§ **Records supplied**:
"""

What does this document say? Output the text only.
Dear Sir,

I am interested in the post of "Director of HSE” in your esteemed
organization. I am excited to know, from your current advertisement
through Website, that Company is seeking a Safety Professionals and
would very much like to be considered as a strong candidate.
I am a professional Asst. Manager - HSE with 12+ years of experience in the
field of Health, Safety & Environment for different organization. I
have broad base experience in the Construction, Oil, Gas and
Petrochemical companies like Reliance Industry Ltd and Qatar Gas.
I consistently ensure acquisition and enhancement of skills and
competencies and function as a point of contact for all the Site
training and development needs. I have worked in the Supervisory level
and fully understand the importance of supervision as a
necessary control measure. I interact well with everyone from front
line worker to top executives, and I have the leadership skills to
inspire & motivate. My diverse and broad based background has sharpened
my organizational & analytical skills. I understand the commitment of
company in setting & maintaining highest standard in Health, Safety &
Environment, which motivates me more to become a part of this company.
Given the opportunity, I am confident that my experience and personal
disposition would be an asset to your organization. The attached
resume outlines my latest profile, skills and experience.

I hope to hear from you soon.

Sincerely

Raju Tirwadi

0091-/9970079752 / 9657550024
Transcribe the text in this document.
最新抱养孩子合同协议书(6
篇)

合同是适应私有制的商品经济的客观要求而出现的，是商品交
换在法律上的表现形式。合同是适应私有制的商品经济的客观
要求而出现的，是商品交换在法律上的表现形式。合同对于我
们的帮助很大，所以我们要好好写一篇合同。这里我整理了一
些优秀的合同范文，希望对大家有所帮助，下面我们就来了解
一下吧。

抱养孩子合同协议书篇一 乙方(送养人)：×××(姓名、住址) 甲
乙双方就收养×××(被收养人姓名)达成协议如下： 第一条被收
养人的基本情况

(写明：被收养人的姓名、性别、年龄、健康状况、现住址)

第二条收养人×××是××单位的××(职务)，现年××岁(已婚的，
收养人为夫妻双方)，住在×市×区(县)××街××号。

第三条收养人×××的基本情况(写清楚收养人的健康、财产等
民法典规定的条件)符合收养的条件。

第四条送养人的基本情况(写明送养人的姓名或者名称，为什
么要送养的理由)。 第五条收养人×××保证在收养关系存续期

"""

§ **Exercise brief**: Please return the data above exactly as given.

§ **Written solution**:
What does this document say? Output the text only.
Dear Sir,

I am interested in the post of "Director of HSE” in your esteemed
organization. I am excited to know, from your current advertisement
through Website, that Company is seeking a Safety Professionals and
would very much like to be considered as a strong candidate.
I am a professional Asst. Manager - HSE with 12+ years of experience in the
field of Health, Safety & Environment for different organization. I
have broad base experience in the Construction, Oil, Gas and
Petrochemical companies like Reliance Industry Ltd and Qatar Gas.
I consistently ensure acquisition and enhancement of skills and
competencies and function as a point of contact for all the Site
training and development needs. I have worked in the Supervisory level
and fully understand the importance of supervision as a
necessary control measure. I interact well with everyone from front
line worker to top executives, and I have the leadership skills to
inspire & motivate. My diverse and broad based background has sharpened
my organizational & analytical skills. I understand the commitment of
company in setting & maintaining highest standard in Health, Safety &
Environment, which motivates me more to become a part of this company.
Given the opportunity, I am confident that my experience and personal
disposition would be an asset to your organization. The attached
resume outlines my latest profile, skills and experience.

I hope to hear from you soon.

Sincerely

Raju Tirwadi

0091-/9970079752 / 9657550024
Transcribe the text in this document.
最新抱养孩子合同协议书(6
篇)

合同是适应私有制的商品经济的客观要求而出现的，是商品交
换在法律上的表现形式。合同是适应私有制的商品经济的客观
要求而出现的，是商品交换在法律上的表现形式。合同对于我
们的帮助很大，所以我们要好好写一篇合同。这里我整理了一
些优秀的合同范文，希望对大家有所帮助，下面我们就来了解
一下吧。

抱养孩子合同协议书篇一 乙方(送养人)：×××(姓名、住址) 甲
乙双方就收养×××(被收养人姓名)达成协议如下： 第一条被收
养人的基本情况

(写明：被收养人的姓名、性别、年龄、健康状况、现住址)

第二条收养人×××是××单位的××(职务)，现年××岁(已婚的，
收养人为夫妻双方)，住在×市×区(县)××街××号。

第三条收养人×××的基本情况(写清楚收养人的健康、财产等
民法典规定的条件)符合收养的条件。

第四条送养人的基本情况(写明送养人的姓名或者名称，为什
么要送养的理由)。 第五条收养人×××保证在收养关系存续期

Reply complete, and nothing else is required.